**MATERIAL FOR THE TASK:**
★ ★ ★ ★
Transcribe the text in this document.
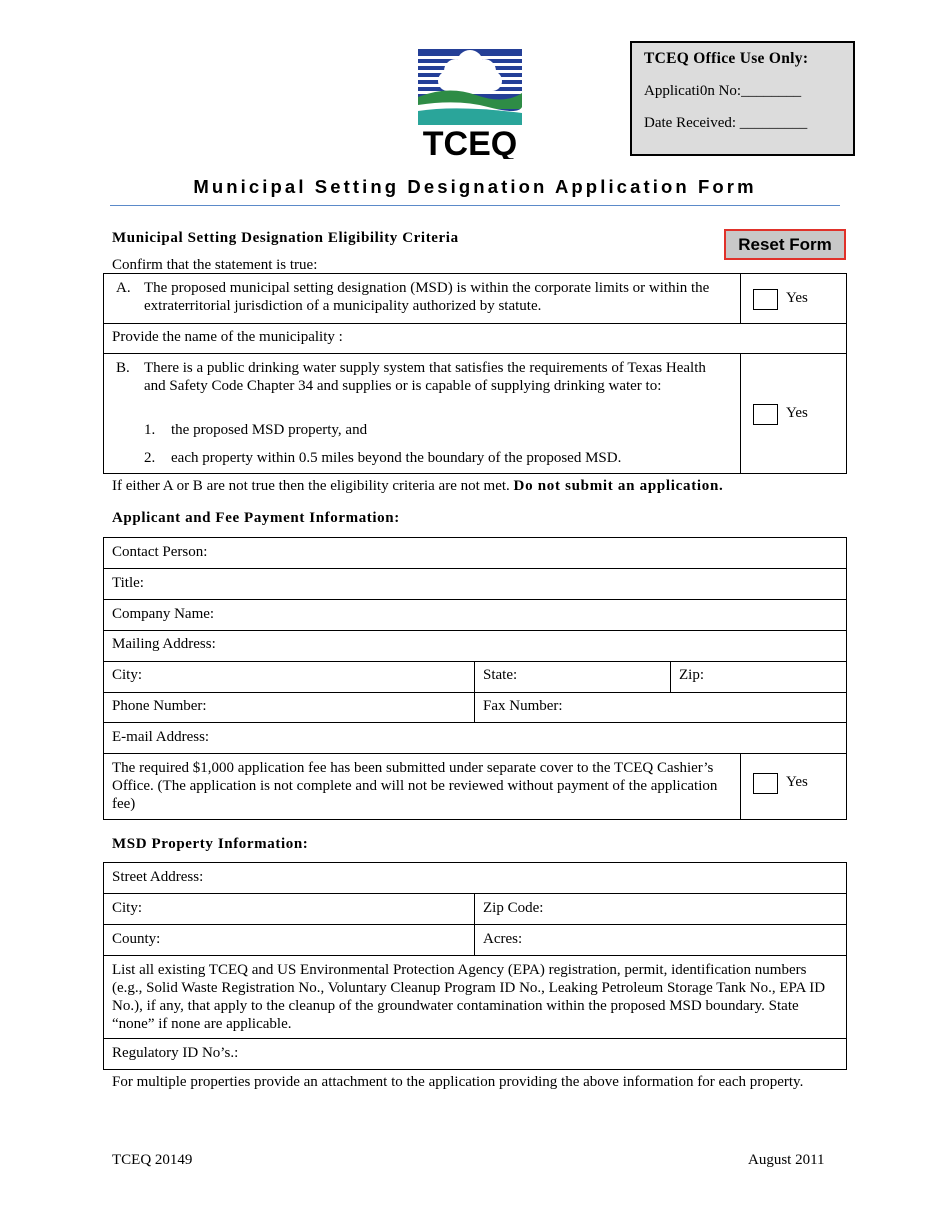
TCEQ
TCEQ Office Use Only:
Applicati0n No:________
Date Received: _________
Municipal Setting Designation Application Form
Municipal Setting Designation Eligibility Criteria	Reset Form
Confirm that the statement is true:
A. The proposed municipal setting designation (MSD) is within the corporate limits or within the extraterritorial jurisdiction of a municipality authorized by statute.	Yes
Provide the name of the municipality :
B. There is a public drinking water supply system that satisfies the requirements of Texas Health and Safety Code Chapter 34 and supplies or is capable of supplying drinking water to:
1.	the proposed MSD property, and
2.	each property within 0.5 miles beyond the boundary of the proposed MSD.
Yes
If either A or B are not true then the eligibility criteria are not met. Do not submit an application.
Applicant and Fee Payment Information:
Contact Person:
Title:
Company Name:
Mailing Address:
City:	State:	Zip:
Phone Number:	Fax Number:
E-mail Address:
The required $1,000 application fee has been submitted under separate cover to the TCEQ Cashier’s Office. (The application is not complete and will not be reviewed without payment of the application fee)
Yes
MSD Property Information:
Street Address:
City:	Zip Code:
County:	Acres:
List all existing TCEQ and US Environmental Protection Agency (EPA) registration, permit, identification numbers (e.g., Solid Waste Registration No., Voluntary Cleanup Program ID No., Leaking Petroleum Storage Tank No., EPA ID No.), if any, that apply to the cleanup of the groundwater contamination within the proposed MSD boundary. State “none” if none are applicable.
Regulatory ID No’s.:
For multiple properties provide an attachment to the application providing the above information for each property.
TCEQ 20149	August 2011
★ ★ ★ ★
**SHORT PROBLEM:** Out of the records, collect only those lines that contain the string "Code".

**ANSWER BELOW:**
B. There is a public drinking water supply system that satisfies the requirements of Texas Health and Safety Code Chapter 34 and supplies or is capable of supplying drinking water to:
City:	Zip Code:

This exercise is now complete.